# WORK TO COMPLETE:
Please copy all the lines that follow, word for word.
* start LISTED RECORDS *
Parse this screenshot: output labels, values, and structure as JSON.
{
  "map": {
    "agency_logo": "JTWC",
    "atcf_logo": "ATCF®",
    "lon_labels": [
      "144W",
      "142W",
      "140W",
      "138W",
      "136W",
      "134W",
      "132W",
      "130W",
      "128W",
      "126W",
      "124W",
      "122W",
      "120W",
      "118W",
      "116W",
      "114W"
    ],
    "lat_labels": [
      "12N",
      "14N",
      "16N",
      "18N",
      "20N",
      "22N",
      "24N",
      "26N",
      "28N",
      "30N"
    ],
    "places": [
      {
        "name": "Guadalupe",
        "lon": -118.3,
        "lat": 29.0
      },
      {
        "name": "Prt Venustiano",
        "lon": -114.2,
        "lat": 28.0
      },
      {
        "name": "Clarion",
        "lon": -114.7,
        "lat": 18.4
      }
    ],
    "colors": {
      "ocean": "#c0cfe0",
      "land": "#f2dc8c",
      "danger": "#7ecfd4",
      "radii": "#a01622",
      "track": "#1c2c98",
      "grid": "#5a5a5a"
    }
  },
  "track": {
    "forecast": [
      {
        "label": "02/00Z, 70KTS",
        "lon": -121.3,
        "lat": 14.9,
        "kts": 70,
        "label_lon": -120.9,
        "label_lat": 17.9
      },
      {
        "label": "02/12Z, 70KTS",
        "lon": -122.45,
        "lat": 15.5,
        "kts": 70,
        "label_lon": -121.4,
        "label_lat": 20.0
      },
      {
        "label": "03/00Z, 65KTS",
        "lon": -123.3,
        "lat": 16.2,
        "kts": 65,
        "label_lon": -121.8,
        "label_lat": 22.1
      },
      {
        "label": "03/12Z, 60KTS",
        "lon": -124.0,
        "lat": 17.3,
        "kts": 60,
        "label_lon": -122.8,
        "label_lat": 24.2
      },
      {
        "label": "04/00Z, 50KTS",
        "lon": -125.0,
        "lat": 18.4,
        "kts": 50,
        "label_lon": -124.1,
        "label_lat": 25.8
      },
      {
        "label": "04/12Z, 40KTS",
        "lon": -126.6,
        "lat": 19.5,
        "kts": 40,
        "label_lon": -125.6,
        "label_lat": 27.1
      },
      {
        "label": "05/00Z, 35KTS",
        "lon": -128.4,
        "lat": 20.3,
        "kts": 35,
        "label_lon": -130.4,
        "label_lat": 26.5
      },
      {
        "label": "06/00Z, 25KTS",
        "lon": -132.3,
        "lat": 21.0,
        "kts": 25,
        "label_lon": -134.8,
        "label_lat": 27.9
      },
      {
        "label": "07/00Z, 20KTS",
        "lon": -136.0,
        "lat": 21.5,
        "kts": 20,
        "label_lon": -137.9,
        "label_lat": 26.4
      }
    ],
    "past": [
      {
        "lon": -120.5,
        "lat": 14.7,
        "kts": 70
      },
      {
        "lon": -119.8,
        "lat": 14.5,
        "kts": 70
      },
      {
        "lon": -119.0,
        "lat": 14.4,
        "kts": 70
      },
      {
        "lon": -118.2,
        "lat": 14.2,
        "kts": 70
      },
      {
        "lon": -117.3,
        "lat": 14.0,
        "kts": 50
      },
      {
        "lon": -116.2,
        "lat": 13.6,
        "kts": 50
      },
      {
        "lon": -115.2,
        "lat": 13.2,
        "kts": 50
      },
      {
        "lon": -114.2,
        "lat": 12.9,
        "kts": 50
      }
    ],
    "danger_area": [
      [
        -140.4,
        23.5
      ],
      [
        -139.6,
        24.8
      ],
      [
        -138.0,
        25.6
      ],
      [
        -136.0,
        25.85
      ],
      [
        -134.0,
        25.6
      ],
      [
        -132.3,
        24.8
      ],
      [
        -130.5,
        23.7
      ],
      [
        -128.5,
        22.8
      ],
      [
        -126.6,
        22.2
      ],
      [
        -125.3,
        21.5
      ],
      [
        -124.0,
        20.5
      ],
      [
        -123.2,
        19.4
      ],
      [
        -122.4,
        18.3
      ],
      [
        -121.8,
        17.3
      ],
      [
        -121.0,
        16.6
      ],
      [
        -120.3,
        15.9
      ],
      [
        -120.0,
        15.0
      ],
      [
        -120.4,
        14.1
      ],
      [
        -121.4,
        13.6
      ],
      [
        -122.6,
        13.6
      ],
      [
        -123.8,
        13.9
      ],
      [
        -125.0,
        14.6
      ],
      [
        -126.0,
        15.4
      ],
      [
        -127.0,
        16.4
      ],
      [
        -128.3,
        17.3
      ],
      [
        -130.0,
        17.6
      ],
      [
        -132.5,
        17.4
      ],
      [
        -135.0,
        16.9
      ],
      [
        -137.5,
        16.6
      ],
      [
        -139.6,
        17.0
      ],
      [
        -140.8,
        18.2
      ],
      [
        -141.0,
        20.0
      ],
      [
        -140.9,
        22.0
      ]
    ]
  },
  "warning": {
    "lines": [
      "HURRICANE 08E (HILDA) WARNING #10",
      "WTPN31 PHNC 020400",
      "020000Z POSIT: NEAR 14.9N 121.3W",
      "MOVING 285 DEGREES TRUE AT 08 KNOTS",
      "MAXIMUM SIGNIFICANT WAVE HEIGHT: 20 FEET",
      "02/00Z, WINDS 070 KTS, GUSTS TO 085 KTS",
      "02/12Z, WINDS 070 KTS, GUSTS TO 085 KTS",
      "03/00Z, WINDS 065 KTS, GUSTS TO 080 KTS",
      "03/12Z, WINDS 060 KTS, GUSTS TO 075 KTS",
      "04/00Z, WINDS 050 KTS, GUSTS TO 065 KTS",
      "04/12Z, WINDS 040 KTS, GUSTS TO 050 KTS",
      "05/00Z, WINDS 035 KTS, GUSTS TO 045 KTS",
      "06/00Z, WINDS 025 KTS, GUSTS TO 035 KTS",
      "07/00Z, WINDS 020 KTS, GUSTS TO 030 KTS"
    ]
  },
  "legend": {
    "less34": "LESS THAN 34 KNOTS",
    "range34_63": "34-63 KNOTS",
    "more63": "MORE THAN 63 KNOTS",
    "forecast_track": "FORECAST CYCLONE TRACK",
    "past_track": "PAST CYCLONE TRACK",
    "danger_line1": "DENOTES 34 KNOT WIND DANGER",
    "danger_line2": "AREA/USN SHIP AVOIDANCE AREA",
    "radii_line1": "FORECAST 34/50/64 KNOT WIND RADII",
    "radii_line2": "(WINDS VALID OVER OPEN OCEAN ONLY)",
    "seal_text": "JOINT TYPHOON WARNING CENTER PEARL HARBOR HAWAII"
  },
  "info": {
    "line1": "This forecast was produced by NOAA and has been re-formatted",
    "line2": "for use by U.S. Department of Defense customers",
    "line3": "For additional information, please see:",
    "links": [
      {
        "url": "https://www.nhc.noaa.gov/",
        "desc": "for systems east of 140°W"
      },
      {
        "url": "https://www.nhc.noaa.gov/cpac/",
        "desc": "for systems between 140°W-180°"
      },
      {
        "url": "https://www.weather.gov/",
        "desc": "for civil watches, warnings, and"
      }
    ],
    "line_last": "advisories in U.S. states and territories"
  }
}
* end LISTED RECORDS *
# FULL ANSWER:
Parse this screenshot: output labels, values, and structure as JSON.
{
  "map": {
    "agency_logo": "JTWC",
    "atcf_logo": "ATCF®",
    "lon_labels": [
      "144W",
      "142W",
      "140W",
      "138W",
      "136W",
      "134W",
      "132W",
      "130W",
      "128W",
      "126W",
      "124W",
      "122W",
      "120W",
      "118W",
      "116W",
      "114W"
    ],
    "lat_labels": [
      "12N",
      "14N",
      "16N",
      "18N",
      "20N",
      "22N",
      "24N",
      "26N",
      "28N",
      "30N"
    ],
    "places": [
      {
        "name": "Guadalupe",
        "lon": -118.3,
        "lat": 29.0
      },
      {
        "name": "Prt Venustiano",
        "lon": -114.2,
        "lat": 28.0
      },
      {
        "name": "Clarion",
        "lon": -114.7,
        "lat": 18.4
      }
    ],
    "colors": {
      "ocean": "#c0cfe0",
      "land": "#f2dc8c",
      "danger": "#7ecfd4",
      "radii": "#a01622",
      "track": "#1c2c98",
      "grid": "#5a5a5a"
    }
  },
  "track": {
    "forecast": [
      {
        "label": "02/00Z, 70KTS",
        "lon": -121.3,
        "lat": 14.9,
        "kts": 70,
        "label_lon": -120.9,
        "label_lat": 17.9
      },
      {
        "label": "02/12Z, 70KTS",
        "lon": -122.45,
        "lat": 15.5,
        "kts": 70,
        "label_lon": -121.4,
        "label_lat": 20.0
      },
      {
        "label": "03/00Z, 65KTS",
        "lon": -123.3,
        "lat": 16.2,
        "kts": 65,
        "label_lon": -121.8,
        "label_lat": 22.1
      },
      {
        "label": "03/12Z, 60KTS",
        "lon": -124.0,
        "lat": 17.3,
        "kts": 60,
        "label_lon": -122.8,
        "label_lat": 24.2
      },
      {
        "label": "04/00Z, 50KTS",
        "lon": -125.0,
        "lat": 18.4,
        "kts": 50,
        "label_lon": -124.1,
        "label_lat": 25.8
      },
      {
        "label": "04/12Z, 40KTS",
        "lon": -126.6,
        "lat": 19.5,
        "kts": 40,
        "label_lon": -125.6,
        "label_lat": 27.1
      },
      {
        "label": "05/00Z, 35KTS",
        "lon": -128.4,
        "lat": 20.3,
        "kts": 35,
        "label_lon": -130.4,
        "label_lat": 26.5
      },
      {
        "label": "06/00Z, 25KTS",
        "lon": -132.3,
        "lat": 21.0,
        "kts": 25,
        "label_lon": -134.8,
        "label_lat": 27.9
      },
      {
        "label": "07/00Z, 20KTS",
        "lon": -136.0,
        "lat": 21.5,
        "kts": 20,
        "label_lon": -137.9,
        "label_lat": 26.4
      }
    ],
    "past": [
      {
        "lon": -120.5,
        "lat": 14.7,
        "kts": 70
      },
      {
        "lon": -119.8,
        "lat": 14.5,
        "kts": 70
      },
      {
        "lon": -119.0,
        "lat": 14.4,
        "kts": 70
      },
      {
        "lon": -118.2,
        "lat": 14.2,
        "kts": 70
      },
      {
        "lon": -117.3,
        "lat": 14.0,
        "kts": 50
      },
      {
        "lon": -116.2,
        "lat": 13.6,
        "kts": 50
      },
      {
        "lon": -115.2,
        "lat": 13.2,
        "kts": 50
      },
      {
        "lon": -114.2,
        "lat": 12.9,
        "kts": 50
      }
    ],
    "danger_area": [
      [
        -140.4,
        23.5
      ],
      [
        -139.6,
        24.8
      ],
      [
        -138.0,
        25.6
      ],
      [
        -136.0,
        25.85
      ],
      [
        -134.0,
        25.6
      ],
      [
        -132.3,
        24.8
      ],
      [
        -130.5,
        23.7
      ],
      [
        -128.5,
        22.8
      ],
      [
        -126.6,
        22.2
      ],
      [
        -125.3,
        21.5
      ],
      [
        -124.0,
        20.5
      ],
      [
        -123.2,
        19.4
      ],
      [
        -122.4,
        18.3
      ],
      [
        -121.8,
        17.3
      ],
      [
        -121.0,
        16.6
      ],
      [
        -120.3,
        15.9
      ],
      [
        -120.0,
        15.0
      ],
      [
        -120.4,
        14.1
      ],
      [
        -121.4,
        13.6
      ],
      [
        -122.6,
        13.6
      ],
      [
        -123.8,
        13.9
      ],
      [
        -125.0,
        14.6
      ],
      [
        -126.0,
        15.4
      ],
      [
        -127.0,
        16.4
      ],
      [
        -128.3,
        17.3
      ],
      [
        -130.0,
        17.6
      ],
      [
        -132.5,
        17.4
      ],
      [
        -135.0,
        16.9
      ],
      [
        -137.5,
        16.6
      ],
      [
        -139.6,
        17.0
      ],
      [
        -140.8,
        18.2
      ],
      [
        -141.0,
        20.0
      ],
      [
        -140.9,
        22.0
      ]
    ]
  },
  "warning": {
    "lines": [
      "HURRICANE 08E (HILDA) WARNING #10",
      "WTPN31 PHNC 020400",
      "020000Z POSIT: NEAR 14.9N 121.3W",
      "MOVING 285 DEGREES TRUE AT 08 KNOTS",
      "MAXIMUM SIGNIFICANT WAVE HEIGHT: 20 FEET",
      "02/00Z, WINDS 070 KTS, GUSTS TO 085 KTS",
      "02/12Z, WINDS 070 KTS, GUSTS TO 085 KTS",
      "03/00Z, WINDS 065 KTS, GUSTS TO 080 KTS",
      "03/12Z, WINDS 060 KTS, GUSTS TO 075 KTS",
      "04/00Z, WINDS 050 KTS, GUSTS TO 065 KTS",
      "04/12Z, WINDS 040 KTS, GUSTS TO 050 KTS",
      "05/00Z, WINDS 035 KTS, GUSTS TO 045 KTS",
      "06/00Z, WINDS 025 KTS, GUSTS TO 035 KTS",
      "07/00Z, WINDS 020 KTS, GUSTS TO 030 KTS"
    ]
  },
  "legend": {
    "less34": "LESS THAN 34 KNOTS",
    "range34_63": "34-63 KNOTS",
    "more63": "MORE THAN 63 KNOTS",
    "forecast_track": "FORECAST CYCLONE TRACK",
    "past_track": "PAST CYCLONE TRACK",
    "danger_line1": "DENOTES 34 KNOT WIND DANGER",
    "danger_line2": "AREA/USN SHIP AVOIDANCE AREA",
    "radii_line1": "FORECAST 34/50/64 KNOT WIND RADII",
    "radii_line2": "(WINDS VALID OVER OPEN OCEAN ONLY)",
    "seal_text": "JOINT TYPHOON WARNING CENTER PEARL HARBOR HAWAII"
  },
  "info": {
    "line1": "This forecast was produced by NOAA and has been re-formatted",
    "line2": "for use by U.S. Department of Defense customers",
    "line3": "For additional information, please see:",
    "links": [
      {
        "url": "https://www.nhc.noaa.gov/",
        "desc": "for systems east of 140°W"
      },
      {
        "url": "https://www.nhc.noaa.gov/cpac/",
        "desc": "for systems between 140°W-180°"
      },
      {
        "url": "https://www.weather.gov/",
        "desc": "for civil watches, warnings, and"
      }
    ],
    "line_last": "advisories in U.S. states and territories"
  }
}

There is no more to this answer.